Copy out lines with the word "aesthetic" from the material that follows.

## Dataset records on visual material
= = = = = = =
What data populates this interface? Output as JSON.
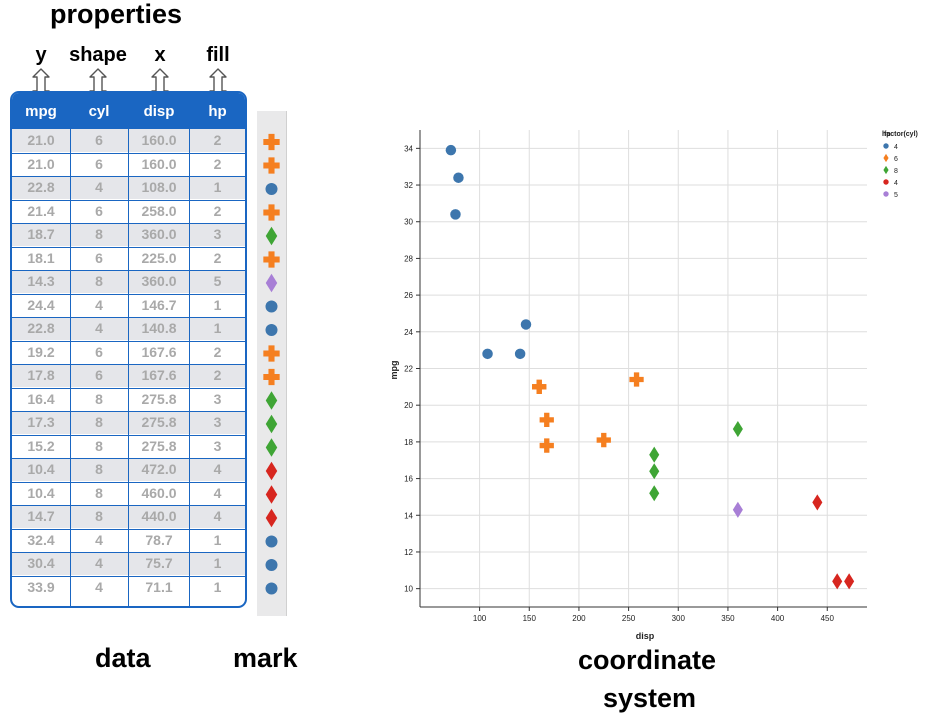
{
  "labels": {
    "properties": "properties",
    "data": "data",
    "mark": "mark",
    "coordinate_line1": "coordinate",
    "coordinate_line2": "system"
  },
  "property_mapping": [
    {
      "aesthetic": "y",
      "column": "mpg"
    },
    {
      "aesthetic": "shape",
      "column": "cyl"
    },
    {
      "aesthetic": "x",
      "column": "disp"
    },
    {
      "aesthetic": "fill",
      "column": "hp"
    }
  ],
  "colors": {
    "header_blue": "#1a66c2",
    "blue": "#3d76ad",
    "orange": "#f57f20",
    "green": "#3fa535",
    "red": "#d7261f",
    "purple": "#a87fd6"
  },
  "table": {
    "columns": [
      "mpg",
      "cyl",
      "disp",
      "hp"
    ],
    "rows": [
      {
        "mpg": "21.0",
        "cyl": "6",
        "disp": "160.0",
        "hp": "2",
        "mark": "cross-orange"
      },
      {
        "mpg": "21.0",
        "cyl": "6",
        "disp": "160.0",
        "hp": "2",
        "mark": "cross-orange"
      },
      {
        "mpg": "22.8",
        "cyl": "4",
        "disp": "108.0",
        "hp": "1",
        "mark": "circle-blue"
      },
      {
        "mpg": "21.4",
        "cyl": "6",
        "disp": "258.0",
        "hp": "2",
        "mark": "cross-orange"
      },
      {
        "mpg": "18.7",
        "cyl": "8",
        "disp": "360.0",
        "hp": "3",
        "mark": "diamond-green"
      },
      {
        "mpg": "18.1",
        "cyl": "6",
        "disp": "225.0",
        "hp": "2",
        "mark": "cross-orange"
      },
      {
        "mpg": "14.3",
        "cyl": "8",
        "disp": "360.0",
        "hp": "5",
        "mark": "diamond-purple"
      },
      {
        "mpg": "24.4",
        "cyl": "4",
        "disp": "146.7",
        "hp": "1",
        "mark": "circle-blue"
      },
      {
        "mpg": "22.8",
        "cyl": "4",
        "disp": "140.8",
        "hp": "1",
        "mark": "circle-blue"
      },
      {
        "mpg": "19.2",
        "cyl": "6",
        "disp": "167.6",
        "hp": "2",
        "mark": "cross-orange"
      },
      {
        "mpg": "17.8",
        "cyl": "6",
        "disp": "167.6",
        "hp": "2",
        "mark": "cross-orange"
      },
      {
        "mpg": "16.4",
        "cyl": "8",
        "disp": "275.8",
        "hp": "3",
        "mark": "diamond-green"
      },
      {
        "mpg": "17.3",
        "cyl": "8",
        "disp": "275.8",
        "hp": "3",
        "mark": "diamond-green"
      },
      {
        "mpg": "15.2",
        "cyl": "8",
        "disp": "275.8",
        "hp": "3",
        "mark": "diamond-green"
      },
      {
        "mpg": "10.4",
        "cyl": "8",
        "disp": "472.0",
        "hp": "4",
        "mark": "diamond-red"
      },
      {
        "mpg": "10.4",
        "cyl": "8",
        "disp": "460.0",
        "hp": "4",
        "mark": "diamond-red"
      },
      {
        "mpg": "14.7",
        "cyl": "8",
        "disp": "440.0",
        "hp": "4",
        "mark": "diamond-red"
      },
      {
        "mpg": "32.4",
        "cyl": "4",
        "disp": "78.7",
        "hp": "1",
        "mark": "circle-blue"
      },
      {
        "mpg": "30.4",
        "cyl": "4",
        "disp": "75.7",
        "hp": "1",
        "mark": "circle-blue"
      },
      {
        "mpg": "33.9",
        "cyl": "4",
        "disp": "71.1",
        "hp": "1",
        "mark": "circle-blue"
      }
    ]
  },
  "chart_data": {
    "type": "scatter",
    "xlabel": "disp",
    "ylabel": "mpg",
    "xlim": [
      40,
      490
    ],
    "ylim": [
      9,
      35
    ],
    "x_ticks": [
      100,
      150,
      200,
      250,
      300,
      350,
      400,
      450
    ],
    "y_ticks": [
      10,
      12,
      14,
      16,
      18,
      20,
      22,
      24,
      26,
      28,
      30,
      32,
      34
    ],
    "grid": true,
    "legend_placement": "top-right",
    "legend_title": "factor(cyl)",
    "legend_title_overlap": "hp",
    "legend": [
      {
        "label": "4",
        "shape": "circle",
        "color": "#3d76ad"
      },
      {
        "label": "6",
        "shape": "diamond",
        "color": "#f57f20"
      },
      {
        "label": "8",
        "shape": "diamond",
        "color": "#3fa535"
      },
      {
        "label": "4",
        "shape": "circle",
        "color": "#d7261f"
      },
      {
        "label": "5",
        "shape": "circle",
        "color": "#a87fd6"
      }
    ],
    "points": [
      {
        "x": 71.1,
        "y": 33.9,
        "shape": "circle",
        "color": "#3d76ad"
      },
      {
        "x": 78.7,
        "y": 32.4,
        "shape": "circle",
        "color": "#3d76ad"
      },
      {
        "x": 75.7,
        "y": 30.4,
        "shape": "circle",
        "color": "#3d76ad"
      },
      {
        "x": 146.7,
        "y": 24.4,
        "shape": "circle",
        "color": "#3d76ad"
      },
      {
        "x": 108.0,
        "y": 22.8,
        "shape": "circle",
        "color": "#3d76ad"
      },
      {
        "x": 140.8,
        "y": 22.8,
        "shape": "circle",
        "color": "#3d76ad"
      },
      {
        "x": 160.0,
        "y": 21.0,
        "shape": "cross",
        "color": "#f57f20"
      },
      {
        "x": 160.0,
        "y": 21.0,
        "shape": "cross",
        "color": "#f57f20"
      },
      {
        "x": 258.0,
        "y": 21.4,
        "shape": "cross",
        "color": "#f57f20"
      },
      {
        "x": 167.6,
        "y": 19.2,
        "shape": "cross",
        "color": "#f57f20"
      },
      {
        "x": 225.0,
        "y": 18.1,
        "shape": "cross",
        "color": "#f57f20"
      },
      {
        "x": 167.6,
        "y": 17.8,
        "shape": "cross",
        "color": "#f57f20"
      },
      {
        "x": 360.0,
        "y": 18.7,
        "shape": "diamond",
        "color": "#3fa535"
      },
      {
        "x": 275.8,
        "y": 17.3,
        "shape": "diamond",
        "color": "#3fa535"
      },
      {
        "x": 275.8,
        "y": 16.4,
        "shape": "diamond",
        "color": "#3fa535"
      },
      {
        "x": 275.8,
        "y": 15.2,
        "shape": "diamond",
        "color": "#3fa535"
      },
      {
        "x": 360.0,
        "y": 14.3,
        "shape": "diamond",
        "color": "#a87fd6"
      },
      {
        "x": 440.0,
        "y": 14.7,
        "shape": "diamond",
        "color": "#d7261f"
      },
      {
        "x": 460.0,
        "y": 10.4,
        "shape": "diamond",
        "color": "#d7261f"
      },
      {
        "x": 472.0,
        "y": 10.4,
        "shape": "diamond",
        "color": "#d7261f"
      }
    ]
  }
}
= = = = = = =
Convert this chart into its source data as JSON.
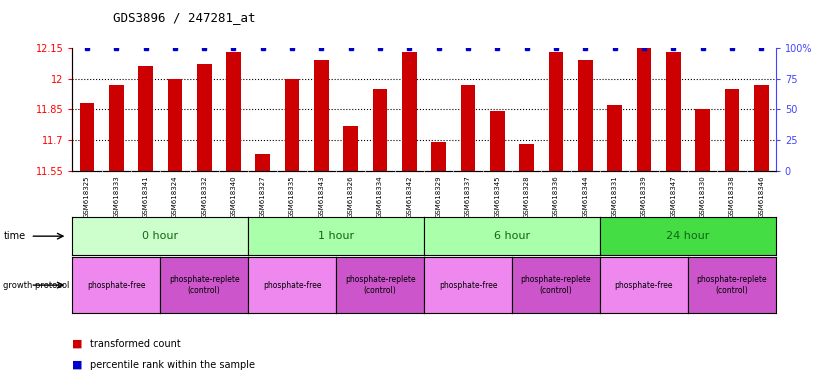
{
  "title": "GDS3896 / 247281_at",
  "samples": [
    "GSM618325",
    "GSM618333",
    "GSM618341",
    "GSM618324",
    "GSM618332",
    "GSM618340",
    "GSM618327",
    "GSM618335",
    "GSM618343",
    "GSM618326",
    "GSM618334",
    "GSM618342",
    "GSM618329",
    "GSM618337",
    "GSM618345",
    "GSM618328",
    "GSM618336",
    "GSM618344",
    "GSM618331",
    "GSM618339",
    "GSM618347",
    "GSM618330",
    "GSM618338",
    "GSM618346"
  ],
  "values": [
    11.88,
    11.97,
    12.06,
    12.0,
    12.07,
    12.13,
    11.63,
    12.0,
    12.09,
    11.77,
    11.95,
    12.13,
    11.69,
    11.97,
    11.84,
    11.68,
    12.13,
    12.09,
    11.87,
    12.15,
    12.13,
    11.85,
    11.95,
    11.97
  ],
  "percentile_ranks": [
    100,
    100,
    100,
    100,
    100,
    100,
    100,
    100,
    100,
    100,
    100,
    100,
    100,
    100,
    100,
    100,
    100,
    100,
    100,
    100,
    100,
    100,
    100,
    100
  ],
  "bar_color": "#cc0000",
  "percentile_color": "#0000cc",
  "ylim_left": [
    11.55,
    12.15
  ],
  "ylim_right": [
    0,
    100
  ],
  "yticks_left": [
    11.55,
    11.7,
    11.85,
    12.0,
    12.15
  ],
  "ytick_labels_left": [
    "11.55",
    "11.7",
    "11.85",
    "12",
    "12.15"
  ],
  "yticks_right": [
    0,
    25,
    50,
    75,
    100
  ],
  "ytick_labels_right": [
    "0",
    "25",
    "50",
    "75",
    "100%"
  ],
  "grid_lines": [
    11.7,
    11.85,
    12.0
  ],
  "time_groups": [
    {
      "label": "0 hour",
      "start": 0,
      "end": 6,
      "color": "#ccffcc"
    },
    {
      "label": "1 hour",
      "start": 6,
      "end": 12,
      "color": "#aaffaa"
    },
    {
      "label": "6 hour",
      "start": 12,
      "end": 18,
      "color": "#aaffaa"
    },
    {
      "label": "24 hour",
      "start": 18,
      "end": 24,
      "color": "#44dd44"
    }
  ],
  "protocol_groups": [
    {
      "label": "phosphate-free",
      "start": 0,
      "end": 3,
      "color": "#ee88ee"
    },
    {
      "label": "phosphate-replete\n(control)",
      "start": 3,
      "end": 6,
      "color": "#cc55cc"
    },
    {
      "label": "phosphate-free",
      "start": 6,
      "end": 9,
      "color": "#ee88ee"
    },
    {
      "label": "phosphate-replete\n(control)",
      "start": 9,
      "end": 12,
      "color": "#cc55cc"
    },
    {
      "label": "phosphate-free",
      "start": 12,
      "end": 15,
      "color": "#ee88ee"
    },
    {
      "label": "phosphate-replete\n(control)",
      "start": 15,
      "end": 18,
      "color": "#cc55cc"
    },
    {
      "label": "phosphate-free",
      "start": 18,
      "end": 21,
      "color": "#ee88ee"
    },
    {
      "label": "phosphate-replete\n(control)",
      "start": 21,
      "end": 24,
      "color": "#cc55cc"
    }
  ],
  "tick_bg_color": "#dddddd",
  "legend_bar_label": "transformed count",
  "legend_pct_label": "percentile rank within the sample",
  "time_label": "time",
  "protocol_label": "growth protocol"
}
= = = = = = =
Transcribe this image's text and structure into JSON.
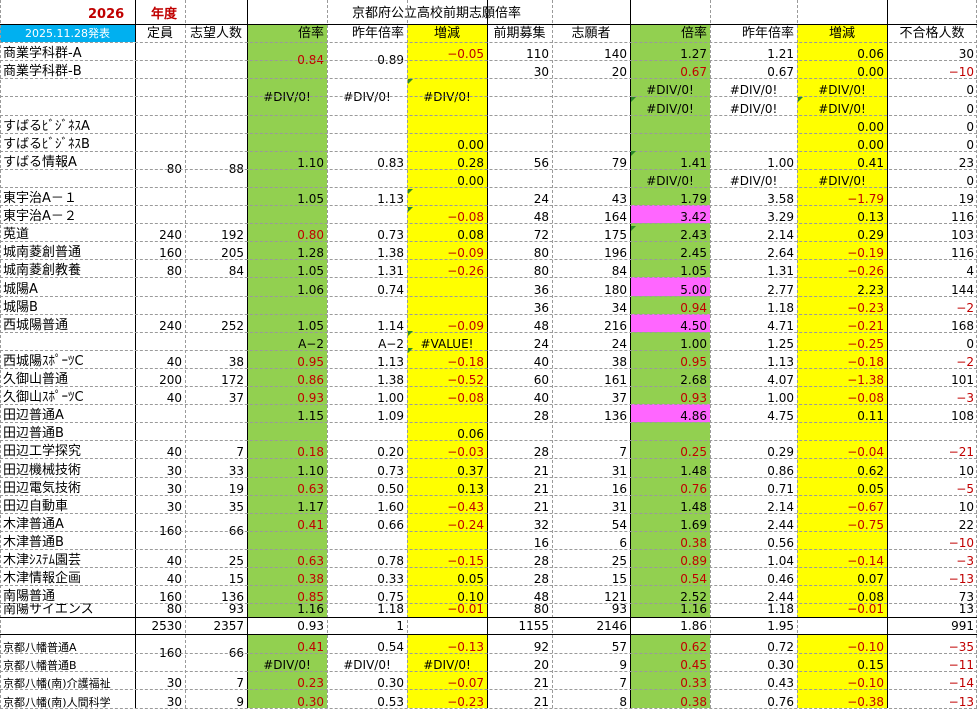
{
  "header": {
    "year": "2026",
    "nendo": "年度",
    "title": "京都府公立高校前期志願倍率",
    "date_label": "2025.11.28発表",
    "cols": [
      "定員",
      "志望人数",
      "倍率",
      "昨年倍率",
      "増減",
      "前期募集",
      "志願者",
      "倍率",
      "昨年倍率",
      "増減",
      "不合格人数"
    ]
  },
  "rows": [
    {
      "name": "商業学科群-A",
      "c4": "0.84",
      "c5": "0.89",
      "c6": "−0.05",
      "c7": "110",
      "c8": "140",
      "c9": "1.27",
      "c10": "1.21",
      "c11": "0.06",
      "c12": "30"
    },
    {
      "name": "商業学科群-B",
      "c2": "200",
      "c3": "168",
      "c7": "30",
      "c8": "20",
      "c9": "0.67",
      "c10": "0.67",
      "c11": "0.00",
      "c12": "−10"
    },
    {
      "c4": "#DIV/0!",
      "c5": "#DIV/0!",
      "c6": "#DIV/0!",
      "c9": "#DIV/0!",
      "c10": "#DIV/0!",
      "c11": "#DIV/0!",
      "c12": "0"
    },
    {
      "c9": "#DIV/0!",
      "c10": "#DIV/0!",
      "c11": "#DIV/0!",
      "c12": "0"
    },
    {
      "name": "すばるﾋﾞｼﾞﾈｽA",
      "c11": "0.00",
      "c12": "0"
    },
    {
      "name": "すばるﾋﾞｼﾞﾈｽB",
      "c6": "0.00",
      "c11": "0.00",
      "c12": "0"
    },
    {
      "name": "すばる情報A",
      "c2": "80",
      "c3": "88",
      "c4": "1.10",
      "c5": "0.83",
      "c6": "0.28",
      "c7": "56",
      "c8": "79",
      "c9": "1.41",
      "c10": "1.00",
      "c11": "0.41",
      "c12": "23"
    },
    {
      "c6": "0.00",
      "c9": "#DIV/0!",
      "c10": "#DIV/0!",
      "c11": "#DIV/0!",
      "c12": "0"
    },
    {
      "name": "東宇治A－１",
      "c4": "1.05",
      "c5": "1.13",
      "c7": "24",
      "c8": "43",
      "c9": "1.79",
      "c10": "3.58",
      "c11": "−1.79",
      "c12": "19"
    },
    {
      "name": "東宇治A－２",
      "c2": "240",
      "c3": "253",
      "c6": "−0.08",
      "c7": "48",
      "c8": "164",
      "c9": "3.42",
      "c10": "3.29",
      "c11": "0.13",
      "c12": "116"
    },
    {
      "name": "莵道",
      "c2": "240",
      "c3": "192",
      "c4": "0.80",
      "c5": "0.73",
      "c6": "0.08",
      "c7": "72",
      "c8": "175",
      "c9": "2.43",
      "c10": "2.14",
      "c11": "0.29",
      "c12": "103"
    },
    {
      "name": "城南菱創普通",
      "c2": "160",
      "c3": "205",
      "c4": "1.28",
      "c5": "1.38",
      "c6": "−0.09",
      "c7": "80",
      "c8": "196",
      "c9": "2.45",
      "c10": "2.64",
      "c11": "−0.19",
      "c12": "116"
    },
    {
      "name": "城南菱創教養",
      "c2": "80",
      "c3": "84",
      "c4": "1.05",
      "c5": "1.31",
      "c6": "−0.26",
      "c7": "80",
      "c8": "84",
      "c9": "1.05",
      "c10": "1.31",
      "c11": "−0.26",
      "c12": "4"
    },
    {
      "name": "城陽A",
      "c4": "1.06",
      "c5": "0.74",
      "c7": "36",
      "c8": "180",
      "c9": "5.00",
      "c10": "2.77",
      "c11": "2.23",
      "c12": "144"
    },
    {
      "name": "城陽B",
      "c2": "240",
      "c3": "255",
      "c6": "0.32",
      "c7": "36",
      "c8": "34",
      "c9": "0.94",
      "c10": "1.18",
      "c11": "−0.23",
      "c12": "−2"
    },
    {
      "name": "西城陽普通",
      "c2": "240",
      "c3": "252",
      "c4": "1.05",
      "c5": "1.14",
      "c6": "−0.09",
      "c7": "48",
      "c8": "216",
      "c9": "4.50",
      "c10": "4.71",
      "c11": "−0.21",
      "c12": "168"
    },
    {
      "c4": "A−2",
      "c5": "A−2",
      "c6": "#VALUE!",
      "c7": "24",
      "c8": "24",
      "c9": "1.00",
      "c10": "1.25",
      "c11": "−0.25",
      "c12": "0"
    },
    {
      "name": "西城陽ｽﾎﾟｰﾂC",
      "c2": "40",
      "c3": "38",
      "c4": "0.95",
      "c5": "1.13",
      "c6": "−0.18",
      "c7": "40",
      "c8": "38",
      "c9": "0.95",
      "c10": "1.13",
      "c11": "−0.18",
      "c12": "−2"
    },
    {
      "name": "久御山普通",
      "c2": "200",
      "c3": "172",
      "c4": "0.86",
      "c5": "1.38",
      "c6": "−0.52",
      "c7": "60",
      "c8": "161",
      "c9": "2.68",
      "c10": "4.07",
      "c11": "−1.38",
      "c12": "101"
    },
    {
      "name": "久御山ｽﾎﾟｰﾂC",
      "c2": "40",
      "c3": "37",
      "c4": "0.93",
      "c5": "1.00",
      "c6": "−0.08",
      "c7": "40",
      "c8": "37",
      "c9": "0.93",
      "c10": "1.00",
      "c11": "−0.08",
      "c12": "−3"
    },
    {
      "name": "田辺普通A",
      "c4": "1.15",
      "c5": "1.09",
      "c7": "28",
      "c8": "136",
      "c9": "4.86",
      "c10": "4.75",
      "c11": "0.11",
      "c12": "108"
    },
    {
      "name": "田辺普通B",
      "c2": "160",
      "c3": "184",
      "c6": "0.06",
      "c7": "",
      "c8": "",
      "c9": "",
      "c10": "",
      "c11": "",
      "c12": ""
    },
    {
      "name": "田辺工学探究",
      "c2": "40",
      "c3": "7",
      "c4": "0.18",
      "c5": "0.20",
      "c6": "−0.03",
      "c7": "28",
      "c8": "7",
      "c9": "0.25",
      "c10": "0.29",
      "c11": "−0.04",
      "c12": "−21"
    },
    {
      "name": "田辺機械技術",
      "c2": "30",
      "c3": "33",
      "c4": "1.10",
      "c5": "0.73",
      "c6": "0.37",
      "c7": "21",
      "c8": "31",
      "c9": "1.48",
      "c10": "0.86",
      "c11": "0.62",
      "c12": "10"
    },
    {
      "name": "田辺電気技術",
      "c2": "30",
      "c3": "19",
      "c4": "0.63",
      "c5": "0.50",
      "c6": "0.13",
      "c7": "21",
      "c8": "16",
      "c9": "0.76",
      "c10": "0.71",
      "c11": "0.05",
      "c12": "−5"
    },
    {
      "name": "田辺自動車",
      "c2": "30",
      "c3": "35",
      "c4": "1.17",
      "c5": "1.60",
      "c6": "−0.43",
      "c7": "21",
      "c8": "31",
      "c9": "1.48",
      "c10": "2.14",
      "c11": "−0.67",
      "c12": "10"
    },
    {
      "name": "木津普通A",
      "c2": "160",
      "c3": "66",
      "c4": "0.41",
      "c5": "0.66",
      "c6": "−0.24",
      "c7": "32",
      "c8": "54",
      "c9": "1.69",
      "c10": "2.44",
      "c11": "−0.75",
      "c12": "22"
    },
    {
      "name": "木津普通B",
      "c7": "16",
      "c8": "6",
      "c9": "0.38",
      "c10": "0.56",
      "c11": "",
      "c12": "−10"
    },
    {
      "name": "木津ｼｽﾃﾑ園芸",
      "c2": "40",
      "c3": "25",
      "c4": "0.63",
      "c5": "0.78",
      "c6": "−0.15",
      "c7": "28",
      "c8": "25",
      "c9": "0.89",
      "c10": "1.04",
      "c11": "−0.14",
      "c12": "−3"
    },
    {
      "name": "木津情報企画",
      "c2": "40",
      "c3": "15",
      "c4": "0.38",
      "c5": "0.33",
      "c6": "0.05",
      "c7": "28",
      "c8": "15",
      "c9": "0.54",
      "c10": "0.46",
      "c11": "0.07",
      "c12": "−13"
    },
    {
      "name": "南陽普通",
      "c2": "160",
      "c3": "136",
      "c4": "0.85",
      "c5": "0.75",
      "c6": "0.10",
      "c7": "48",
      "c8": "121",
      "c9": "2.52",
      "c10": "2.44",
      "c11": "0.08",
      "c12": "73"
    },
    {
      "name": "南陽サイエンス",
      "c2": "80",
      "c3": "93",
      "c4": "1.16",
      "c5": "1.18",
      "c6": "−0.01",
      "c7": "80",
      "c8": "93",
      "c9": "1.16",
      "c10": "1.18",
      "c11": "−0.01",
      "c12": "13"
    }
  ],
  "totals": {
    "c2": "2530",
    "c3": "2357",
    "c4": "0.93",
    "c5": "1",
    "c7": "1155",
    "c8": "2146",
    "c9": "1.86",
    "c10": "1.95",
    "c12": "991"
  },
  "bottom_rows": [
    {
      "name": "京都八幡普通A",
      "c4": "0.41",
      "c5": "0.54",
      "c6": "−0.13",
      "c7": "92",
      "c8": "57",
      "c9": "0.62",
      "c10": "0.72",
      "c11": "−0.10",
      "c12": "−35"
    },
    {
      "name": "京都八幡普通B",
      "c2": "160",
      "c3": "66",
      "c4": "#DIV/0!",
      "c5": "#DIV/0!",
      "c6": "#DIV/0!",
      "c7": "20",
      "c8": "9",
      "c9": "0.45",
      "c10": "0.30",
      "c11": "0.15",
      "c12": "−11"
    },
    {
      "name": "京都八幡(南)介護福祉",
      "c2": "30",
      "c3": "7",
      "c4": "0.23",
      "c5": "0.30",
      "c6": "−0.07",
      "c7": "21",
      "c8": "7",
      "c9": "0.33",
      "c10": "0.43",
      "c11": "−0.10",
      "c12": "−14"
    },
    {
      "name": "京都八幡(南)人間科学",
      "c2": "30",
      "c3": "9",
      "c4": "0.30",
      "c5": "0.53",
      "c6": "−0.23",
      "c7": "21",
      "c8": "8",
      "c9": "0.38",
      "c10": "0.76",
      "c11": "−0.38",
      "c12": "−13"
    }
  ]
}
= = = = = = =
## Response
      "aesthetic": "y",
      "aesthetic": "shape",
      "aesthetic": "x",
      "aesthetic": "fill",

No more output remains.